__Aim__. Every line containing the word "нѣсколько" needs to be found and copied.

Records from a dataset

=-=-=

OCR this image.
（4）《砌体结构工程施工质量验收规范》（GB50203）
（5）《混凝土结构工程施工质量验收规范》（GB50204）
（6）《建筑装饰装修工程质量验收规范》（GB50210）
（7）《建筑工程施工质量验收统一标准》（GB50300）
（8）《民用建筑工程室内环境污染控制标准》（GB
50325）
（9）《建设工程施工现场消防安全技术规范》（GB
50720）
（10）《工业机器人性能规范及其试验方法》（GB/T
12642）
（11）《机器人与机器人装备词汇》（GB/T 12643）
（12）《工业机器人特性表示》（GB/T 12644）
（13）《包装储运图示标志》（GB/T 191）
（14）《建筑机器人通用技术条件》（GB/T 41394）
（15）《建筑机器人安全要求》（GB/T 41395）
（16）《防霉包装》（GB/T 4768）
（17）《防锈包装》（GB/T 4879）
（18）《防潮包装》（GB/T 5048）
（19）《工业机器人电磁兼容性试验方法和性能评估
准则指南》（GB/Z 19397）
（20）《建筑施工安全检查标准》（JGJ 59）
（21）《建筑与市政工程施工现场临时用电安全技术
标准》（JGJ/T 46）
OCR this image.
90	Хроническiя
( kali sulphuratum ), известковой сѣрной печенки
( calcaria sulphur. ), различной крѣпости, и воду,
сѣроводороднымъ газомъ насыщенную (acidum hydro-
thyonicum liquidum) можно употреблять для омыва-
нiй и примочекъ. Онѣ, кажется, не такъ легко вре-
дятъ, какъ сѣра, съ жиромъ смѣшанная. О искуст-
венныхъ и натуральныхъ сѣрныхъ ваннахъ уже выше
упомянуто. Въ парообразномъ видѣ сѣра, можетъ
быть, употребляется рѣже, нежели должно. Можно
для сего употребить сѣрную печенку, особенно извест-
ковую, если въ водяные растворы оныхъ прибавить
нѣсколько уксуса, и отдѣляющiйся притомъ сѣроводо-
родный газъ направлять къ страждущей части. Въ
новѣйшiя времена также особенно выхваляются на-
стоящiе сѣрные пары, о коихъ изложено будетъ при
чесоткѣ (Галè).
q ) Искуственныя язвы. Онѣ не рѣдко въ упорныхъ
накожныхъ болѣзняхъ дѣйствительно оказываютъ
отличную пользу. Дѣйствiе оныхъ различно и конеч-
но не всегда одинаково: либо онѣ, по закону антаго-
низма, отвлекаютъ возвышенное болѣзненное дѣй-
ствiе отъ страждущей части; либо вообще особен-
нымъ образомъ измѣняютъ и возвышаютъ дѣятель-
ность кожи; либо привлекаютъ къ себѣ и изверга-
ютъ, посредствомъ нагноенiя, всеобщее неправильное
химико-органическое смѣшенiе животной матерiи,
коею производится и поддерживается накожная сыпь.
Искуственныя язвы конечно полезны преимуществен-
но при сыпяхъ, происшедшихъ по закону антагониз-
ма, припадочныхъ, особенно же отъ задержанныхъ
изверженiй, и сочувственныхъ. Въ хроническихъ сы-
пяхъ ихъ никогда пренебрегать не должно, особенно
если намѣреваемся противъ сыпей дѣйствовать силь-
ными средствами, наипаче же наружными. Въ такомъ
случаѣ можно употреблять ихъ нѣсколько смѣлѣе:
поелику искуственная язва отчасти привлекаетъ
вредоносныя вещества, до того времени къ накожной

=-=-=

__Exercise answer__.
нѣсколько уксуса, и отдѣляющiйся притомъ сѣроводо-
случаѣ можно употреблять ихъ нѣсколько смѣлѣе:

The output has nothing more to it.